*** INPUT RECORDS

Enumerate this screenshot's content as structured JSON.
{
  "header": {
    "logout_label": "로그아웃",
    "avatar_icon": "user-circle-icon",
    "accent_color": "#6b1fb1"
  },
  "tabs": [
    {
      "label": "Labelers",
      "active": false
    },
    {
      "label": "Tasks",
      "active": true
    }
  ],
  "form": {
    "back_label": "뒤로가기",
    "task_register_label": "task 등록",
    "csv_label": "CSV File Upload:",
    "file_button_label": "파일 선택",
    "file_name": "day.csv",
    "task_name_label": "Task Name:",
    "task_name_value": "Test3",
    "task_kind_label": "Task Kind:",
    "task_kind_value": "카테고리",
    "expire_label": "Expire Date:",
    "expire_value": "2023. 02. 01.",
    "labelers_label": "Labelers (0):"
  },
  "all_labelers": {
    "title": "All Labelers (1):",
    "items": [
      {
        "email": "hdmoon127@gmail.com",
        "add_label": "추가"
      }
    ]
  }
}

******
*** INPUT RECORDS

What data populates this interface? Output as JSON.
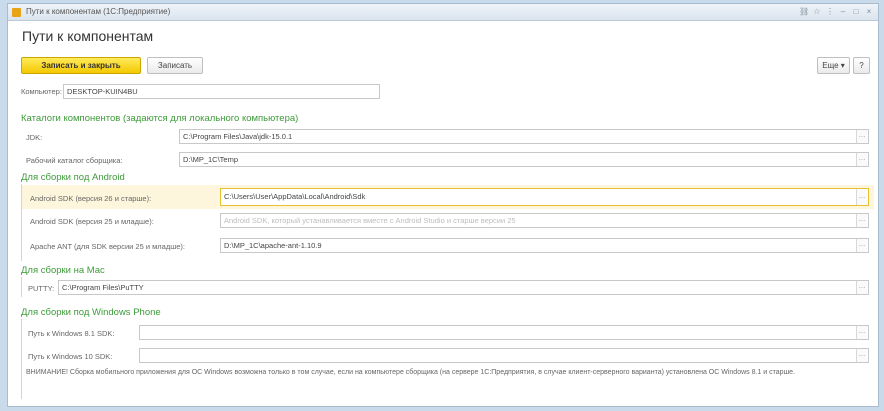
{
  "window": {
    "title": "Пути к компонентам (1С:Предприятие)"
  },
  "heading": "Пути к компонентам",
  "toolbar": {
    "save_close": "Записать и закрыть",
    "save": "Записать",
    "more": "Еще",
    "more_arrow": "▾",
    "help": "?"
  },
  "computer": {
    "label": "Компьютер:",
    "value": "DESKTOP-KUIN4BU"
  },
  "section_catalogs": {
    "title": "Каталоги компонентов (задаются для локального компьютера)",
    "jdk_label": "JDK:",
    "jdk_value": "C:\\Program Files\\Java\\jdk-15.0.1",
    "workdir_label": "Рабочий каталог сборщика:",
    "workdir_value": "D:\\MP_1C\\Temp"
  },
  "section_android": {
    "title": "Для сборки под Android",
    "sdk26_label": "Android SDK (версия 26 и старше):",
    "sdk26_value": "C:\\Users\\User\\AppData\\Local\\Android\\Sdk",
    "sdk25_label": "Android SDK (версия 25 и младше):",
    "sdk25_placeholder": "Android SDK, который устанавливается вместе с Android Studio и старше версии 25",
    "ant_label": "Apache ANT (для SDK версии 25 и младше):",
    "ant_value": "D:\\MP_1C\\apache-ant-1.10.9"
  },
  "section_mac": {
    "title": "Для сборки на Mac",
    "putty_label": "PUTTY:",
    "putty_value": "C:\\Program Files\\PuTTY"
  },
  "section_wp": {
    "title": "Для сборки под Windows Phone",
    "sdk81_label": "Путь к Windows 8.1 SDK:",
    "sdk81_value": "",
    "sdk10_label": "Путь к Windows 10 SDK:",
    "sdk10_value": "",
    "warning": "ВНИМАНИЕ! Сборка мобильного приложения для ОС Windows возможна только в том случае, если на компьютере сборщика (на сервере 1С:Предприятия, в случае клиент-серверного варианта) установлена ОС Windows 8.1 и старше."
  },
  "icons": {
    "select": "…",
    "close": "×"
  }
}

******

- _WHAT THE TASK REQUIRES_
Check every line for "версия" and show the ones that have it.

- _THE OUTPUT_
    "sdk26_label": "Android SDK (версия 26 и старше):",
    "sdk25_label": "Android SDK (версия 25 и младше):",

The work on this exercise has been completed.